→ Exercise brief
Count every line that has the word "this" in it; give no more than the number.
★ ★ ★ ★
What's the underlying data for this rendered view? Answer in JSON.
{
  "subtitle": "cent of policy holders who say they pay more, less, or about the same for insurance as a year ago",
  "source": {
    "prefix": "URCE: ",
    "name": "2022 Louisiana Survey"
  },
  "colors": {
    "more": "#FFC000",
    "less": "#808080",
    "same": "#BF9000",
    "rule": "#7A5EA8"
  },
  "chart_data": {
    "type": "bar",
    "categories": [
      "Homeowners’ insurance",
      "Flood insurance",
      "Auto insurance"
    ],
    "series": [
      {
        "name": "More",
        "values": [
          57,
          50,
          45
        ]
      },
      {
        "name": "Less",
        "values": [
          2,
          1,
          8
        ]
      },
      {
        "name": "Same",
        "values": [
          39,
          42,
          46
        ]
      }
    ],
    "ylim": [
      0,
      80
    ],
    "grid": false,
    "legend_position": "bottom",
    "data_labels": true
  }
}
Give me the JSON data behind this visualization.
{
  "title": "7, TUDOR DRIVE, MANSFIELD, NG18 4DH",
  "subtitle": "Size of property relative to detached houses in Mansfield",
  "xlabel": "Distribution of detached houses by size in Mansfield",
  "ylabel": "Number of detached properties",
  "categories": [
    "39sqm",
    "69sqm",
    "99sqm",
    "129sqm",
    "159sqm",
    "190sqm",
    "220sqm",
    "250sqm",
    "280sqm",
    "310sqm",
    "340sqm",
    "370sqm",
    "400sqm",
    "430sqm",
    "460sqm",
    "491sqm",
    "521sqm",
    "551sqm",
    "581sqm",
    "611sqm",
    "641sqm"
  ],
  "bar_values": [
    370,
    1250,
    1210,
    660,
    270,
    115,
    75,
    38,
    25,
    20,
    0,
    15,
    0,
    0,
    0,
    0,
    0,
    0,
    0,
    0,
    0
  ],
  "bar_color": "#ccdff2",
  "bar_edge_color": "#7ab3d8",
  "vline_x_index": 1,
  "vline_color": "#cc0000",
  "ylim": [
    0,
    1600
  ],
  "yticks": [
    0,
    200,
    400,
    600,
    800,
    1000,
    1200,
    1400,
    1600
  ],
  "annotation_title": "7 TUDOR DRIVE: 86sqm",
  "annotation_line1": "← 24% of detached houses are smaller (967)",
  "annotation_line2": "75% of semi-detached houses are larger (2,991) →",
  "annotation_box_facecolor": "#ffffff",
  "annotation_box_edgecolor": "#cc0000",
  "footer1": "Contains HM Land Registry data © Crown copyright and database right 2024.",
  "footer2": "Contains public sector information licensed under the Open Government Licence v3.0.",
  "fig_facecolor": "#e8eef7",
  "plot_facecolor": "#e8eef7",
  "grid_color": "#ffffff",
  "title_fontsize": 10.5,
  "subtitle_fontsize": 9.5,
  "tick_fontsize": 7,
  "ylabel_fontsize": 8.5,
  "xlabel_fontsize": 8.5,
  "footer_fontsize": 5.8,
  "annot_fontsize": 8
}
★ ★ ★ ★
→ Completed exercise
2